- **DATA PROVIDED**
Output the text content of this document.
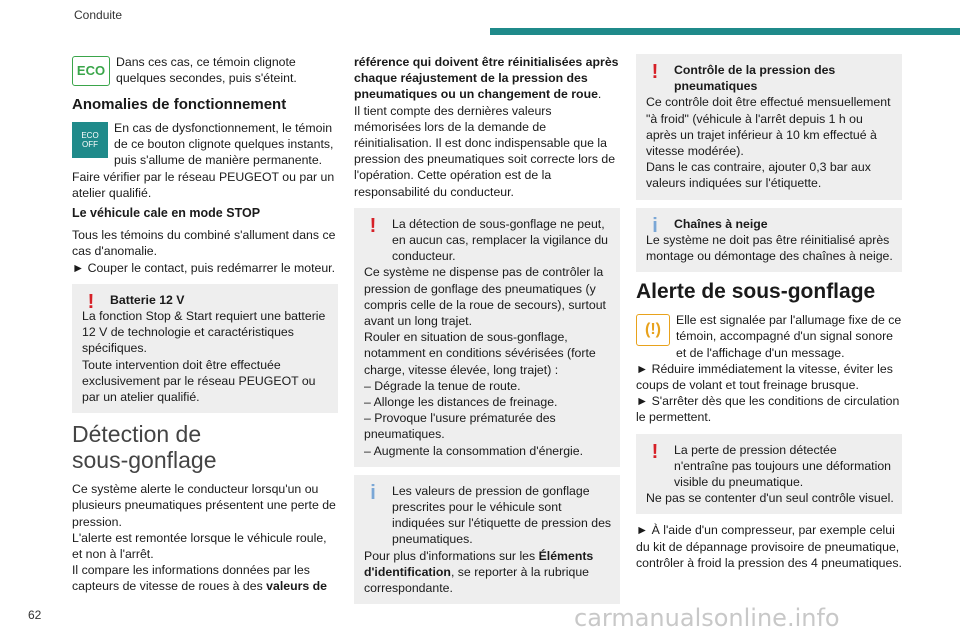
Conduite
ECO

Dans ces cas, ce témoin clignote quelques secondes, puis s'éteint.

Anomalies de fonctionnement
ECO
OFF

En cas de dysfonctionnement, le témoin de ce bouton clignote quelques instants, puis s'allume de manière permanente.

Faire vérifier par le réseau PEUGEOT ou par un atelier qualifié.

Le véhicule cale en mode STOP

Tous les témoins du combiné s'allument dans ce cas d'anomalie.

► Couper le contact, puis redémarrer le moteur.

!	Batterie 12 V

La fonction Stop & Start requiert une batterie 12 V de technologie et caractéristiques spécifiques.

Toute intervention doit être effectuée exclusivement par le réseau PEUGEOT ou par un atelier qualifié.

Détection de
sous-gonflage

Ce système alerte le conducteur lorsqu'un ou plusieurs pneumatiques présentent une perte de pression.

L'alerte est remontée lorsque le véhicule roule, et non à l'arrêt.

Il compare les informations données par les capteurs de vitesse de roues à des valeurs de

référence qui doivent être réinitialisées après chaque réajustement de la pression des pneumatiques ou un changement de roue.

Il tient compte des dernières valeurs mémorisées lors de la demande de réinitialisation. Il est donc indispensable que la pression des pneumatiques soit correcte lors de l'opération. Cette opération est de la responsabilité du conducteur.

!	La détection de sous-gonflage ne peut, en aucun cas, remplacer la vigilance du conducteur.

Ce système ne dispense pas de contrôler la pression de gonflage des pneumatiques (y compris celle de la roue de secours), surtout avant un long trajet.

Rouler en situation de sous-gonflage, notamment en conditions sévérisées (forte charge, vitesse élevée, long trajet) :

– Dégrade la tenue de route.

– Allonge les distances de freinage.

– Provoque l'usure prématurée des pneumatiques.

– Augmente la consommation d'énergie.

i	Les valeurs de pression de gonflage prescrites pour le véhicule sont indiquées sur l'étiquette de pression des pneumatiques.

Pour plus d'informations sur les Éléments d'identification, se reporter à la rubrique correspondante.

!	Contrôle de la pression des pneumatiques

Ce contrôle doit être effectué mensuellement "à froid" (véhicule à l'arrêt depuis 1 h ou après un trajet inférieur à 10 km effectué à vitesse modérée).

Dans le cas contraire, ajouter 0,3 bar aux valeurs indiquées sur l'étiquette.

i	Chaînes à neige

Le système ne doit pas être réinitialisé après montage ou démontage des chaînes à neige.

Alerte de sous-gonflage
(!)

Elle est signalée par l'allumage fixe de ce témoin, accompagné d'un signal sonore et de l'affichage d'un message.

► Réduire immédiatement la vitesse, éviter les coups de volant et tout freinage brusque.

► S'arrêter dès que les conditions de circulation le permettent.

!	La perte de pression détectée n'entraîne pas toujours une déformation visible du pneumatique.

Ne pas se contenter d'un seul contrôle visuel.

► À l'aide d'un compresseur, par exemple celui du kit de dépannage provisoire de pneumatique, contrôler à froid la pression des 4 pneumatiques.

62	carmanualsonline.info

- **EXERCISE AIM**
Print each record exactly as it stands, leaving the images out.

- **RESPONSE TO THE TASK**
Output the text content of this document.
Conduite
ECO

Dans ces cas, ce témoin clignote quelques secondes, puis s'éteint.

Anomalies de fonctionnement
ECO
OFF

En cas de dysfonctionnement, le témoin de ce bouton clignote quelques instants, puis s'allume de manière permanente.

Faire vérifier par le réseau PEUGEOT ou par un atelier qualifié.

Le véhicule cale en mode STOP

Tous les témoins du combiné s'allument dans ce cas d'anomalie.

► Couper le contact, puis redémarrer le moteur.

!	Batterie 12 V

La fonction Stop & Start requiert une batterie 12 V de technologie et caractéristiques spécifiques.

Toute intervention doit être effectuée exclusivement par le réseau PEUGEOT ou par un atelier qualifié.

Détection de
sous-gonflage

Ce système alerte le conducteur lorsqu'un ou plusieurs pneumatiques présentent une perte de pression.

L'alerte est remontée lorsque le véhicule roule, et non à l'arrêt.

Il compare les informations données par les capteurs de vitesse de roues à des valeurs de

référence qui doivent être réinitialisées après chaque réajustement de la pression des pneumatiques ou un changement de roue.

Il tient compte des dernières valeurs mémorisées lors de la demande de réinitialisation. Il est donc indispensable que la pression des pneumatiques soit correcte lors de l'opération. Cette opération est de la responsabilité du conducteur.

!	La détection de sous-gonflage ne peut, en aucun cas, remplacer la vigilance du conducteur.

Ce système ne dispense pas de contrôler la pression de gonflage des pneumatiques (y compris celle de la roue de secours), surtout avant un long trajet.

Rouler en situation de sous-gonflage, notamment en conditions sévérisées (forte charge, vitesse élevée, long trajet) :

– Dégrade la tenue de route.

– Allonge les distances de freinage.

– Provoque l'usure prématurée des pneumatiques.

– Augmente la consommation d'énergie.

i	Les valeurs de pression de gonflage prescrites pour le véhicule sont indiquées sur l'étiquette de pression des pneumatiques.

Pour plus d'informations sur les Éléments d'identification, se reporter à la rubrique correspondante.

!	Contrôle de la pression des pneumatiques

Ce contrôle doit être effectué mensuellement "à froid" (véhicule à l'arrêt depuis 1 h ou après un trajet inférieur à 10 km effectué à vitesse modérée).

Dans le cas contraire, ajouter 0,3 bar aux valeurs indiquées sur l'étiquette.

i	Chaînes à neige

Le système ne doit pas être réinitialisé après montage ou démontage des chaînes à neige.

Alerte de sous-gonflage
(!)

Elle est signalée par l'allumage fixe de ce témoin, accompagné d'un signal sonore et de l'affichage d'un message.

► Réduire immédiatement la vitesse, éviter les coups de volant et tout freinage brusque.

► S'arrêter dès que les conditions de circulation le permettent.

!	La perte de pression détectée n'entraîne pas toujours une déformation visible du pneumatique.

Ne pas se contenter d'un seul contrôle visuel.

► À l'aide d'un compresseur, par exemple celui du kit de dépannage provisoire de pneumatique, contrôler à froid la pression des 4 pneumatiques.

62	carmanualsonline.info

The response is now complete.